Lines of data
◆ ◆ ◆ ◆ ◆ ◆ ◆

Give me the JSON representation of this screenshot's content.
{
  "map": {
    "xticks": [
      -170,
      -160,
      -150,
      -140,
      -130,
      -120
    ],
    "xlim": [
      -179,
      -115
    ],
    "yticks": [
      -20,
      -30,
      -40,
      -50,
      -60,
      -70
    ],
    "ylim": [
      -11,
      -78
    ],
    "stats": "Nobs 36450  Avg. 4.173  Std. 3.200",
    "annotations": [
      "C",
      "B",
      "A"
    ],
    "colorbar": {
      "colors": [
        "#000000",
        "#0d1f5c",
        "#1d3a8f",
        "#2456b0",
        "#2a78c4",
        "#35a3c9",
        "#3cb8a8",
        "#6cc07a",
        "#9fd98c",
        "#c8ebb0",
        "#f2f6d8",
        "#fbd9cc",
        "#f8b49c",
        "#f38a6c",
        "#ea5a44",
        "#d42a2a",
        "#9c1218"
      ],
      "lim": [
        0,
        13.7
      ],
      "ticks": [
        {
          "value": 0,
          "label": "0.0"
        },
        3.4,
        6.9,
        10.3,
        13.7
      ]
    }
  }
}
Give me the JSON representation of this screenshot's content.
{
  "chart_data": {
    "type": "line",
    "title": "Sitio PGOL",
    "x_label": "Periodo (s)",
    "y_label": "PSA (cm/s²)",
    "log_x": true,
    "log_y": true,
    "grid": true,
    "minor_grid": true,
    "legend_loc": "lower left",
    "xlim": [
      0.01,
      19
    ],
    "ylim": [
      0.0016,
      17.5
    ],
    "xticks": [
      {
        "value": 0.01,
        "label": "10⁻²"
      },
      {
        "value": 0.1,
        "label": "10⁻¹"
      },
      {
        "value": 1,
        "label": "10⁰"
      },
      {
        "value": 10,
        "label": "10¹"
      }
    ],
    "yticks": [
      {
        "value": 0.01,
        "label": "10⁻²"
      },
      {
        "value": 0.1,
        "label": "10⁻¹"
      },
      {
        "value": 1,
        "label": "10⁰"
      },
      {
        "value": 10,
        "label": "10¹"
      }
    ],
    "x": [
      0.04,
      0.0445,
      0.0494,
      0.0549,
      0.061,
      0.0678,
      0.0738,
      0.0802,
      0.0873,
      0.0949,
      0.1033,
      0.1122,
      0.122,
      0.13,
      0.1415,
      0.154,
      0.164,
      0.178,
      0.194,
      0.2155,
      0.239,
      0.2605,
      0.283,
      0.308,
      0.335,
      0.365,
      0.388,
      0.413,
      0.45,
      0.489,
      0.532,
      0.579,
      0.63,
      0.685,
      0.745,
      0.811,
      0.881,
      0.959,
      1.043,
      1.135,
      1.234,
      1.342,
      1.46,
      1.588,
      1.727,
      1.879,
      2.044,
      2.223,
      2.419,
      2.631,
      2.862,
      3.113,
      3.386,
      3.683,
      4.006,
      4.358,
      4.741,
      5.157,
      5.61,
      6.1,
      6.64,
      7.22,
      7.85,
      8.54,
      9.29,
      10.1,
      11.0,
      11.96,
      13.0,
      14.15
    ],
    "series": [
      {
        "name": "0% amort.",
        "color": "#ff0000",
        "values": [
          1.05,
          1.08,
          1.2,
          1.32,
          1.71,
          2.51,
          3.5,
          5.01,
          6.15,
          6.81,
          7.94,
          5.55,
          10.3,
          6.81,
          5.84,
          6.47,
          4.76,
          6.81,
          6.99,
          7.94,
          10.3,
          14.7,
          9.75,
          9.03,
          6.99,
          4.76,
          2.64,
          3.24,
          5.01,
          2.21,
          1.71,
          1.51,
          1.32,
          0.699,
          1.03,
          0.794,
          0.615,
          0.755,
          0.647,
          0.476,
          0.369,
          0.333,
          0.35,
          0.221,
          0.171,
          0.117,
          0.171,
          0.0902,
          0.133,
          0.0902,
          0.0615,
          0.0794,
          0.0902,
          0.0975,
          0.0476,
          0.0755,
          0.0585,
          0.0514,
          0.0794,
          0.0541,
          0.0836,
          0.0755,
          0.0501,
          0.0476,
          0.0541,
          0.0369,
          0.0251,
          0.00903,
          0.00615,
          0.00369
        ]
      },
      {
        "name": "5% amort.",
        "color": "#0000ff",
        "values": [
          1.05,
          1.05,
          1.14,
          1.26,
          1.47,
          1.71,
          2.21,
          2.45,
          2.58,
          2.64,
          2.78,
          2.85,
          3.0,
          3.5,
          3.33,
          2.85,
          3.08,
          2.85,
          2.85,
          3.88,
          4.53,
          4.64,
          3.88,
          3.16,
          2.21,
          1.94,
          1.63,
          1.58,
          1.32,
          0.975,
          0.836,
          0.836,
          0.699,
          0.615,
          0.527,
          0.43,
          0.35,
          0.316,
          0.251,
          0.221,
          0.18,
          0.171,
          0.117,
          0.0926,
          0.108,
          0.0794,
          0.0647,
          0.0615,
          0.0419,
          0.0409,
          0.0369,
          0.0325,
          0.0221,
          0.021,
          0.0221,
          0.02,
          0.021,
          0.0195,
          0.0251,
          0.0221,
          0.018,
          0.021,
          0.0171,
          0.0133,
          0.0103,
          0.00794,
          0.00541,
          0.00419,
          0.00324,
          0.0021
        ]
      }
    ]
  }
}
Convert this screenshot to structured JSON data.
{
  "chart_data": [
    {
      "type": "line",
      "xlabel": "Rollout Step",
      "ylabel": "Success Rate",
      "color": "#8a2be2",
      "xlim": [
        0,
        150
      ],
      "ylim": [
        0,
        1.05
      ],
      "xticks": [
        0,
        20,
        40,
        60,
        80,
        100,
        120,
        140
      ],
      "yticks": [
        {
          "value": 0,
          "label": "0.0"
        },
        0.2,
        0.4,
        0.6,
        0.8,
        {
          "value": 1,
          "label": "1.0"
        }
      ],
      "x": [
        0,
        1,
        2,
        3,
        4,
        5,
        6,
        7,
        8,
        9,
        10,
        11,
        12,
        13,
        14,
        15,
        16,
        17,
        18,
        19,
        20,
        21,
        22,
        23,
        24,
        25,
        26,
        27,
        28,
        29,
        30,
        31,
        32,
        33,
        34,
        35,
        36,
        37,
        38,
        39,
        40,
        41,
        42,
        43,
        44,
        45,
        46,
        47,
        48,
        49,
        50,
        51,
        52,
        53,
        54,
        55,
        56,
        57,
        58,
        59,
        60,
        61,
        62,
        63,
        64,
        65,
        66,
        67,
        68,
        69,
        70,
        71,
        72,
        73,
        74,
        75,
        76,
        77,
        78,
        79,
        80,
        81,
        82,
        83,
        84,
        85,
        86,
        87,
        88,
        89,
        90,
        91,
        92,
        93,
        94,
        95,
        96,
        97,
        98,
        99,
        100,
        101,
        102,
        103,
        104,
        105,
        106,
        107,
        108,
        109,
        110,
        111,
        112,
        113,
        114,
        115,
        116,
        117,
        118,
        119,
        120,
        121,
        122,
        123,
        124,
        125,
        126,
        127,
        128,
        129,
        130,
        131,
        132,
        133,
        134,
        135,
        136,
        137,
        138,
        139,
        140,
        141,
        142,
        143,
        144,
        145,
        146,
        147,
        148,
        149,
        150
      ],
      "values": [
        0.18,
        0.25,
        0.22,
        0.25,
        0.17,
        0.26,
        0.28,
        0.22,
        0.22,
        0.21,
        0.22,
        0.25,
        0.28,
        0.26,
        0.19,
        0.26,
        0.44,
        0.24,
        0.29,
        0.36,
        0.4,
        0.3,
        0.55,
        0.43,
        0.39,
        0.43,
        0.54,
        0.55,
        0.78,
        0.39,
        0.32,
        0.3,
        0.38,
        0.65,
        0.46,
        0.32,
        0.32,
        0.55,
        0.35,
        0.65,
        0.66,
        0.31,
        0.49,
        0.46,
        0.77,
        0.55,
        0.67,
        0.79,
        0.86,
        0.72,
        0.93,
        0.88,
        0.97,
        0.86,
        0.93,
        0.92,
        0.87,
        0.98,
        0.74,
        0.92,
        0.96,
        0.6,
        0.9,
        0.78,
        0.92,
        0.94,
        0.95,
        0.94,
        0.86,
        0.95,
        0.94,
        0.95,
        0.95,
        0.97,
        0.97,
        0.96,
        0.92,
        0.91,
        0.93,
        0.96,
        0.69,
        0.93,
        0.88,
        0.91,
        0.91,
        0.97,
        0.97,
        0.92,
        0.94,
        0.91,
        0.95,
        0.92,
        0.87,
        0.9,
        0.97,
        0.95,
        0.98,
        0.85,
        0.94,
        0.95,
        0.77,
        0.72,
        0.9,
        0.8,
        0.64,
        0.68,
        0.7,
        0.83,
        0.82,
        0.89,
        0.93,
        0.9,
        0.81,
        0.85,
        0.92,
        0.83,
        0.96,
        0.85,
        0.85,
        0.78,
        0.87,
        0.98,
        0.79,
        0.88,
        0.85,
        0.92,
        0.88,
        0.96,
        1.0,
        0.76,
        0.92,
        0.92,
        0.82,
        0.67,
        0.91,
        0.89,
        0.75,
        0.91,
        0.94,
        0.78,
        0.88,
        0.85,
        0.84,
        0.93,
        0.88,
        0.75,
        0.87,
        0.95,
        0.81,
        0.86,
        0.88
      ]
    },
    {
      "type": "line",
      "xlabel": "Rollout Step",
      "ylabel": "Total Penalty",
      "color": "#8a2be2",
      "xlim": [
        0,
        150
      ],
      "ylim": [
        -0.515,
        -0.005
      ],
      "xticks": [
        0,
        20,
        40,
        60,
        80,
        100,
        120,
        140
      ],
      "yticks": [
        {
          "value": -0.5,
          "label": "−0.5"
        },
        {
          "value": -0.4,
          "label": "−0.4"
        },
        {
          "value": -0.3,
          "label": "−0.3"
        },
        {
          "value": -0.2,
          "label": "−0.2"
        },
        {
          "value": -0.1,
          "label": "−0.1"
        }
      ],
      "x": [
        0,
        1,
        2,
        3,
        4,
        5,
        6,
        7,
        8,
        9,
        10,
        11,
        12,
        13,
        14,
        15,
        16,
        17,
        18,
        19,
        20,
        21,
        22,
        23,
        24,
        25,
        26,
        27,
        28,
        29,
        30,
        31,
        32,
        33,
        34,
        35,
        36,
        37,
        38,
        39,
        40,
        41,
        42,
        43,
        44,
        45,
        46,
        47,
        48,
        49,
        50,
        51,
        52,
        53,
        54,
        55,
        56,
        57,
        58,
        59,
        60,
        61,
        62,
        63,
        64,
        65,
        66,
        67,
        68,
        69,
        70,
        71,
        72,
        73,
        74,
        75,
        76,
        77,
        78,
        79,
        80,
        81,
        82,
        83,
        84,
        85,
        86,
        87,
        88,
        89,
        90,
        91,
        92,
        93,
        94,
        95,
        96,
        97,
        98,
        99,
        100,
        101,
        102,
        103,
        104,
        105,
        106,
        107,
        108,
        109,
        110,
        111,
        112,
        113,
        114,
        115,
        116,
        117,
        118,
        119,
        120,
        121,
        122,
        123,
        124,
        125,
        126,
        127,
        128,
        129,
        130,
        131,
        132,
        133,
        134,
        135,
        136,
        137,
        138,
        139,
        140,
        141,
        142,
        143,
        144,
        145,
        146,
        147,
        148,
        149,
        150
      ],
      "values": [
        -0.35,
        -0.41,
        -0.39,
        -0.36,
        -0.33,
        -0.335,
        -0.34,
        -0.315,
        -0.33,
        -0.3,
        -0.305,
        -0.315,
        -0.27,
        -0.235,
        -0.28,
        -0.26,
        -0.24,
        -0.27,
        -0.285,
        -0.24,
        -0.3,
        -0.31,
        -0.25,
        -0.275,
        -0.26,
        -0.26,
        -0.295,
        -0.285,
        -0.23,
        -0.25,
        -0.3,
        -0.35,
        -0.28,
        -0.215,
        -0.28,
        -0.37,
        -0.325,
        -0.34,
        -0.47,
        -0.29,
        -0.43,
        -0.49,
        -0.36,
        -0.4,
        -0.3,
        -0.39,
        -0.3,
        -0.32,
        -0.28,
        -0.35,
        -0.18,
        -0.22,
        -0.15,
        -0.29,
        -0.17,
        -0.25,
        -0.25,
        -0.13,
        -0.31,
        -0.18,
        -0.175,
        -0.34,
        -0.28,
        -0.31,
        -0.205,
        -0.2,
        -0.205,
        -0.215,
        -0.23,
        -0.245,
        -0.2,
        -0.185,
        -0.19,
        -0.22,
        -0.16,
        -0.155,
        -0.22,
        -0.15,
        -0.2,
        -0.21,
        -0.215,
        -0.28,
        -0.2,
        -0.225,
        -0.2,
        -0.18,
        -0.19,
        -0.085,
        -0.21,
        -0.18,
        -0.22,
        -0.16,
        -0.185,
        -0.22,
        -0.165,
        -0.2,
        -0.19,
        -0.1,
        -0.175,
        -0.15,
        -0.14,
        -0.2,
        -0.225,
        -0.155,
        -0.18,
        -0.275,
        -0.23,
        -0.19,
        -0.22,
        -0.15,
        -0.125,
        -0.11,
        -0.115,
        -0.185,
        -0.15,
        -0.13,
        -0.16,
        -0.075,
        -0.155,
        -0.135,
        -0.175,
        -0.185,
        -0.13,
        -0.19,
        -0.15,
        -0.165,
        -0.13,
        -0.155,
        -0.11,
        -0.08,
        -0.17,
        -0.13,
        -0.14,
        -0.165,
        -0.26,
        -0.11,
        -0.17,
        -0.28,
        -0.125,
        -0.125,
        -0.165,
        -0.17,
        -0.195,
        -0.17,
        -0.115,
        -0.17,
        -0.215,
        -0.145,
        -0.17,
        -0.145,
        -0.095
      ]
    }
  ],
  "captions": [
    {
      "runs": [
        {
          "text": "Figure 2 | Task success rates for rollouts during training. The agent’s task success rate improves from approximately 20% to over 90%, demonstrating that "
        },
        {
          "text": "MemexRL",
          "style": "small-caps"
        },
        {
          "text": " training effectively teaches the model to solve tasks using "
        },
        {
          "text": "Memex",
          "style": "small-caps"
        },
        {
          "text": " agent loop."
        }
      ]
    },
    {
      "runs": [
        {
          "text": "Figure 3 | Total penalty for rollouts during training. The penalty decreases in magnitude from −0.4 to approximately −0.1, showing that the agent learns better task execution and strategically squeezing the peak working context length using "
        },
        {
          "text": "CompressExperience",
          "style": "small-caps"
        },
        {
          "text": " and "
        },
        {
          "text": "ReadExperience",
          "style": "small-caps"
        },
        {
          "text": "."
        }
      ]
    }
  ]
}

◆ ◆ ◆ ◆ ◆ ◆ ◆

# Job
From the listing above, pick out every line containing "true".

# Task solution
    "log_x": true,
    "log_y": true,
    "grid": true,
    "minor_grid": true,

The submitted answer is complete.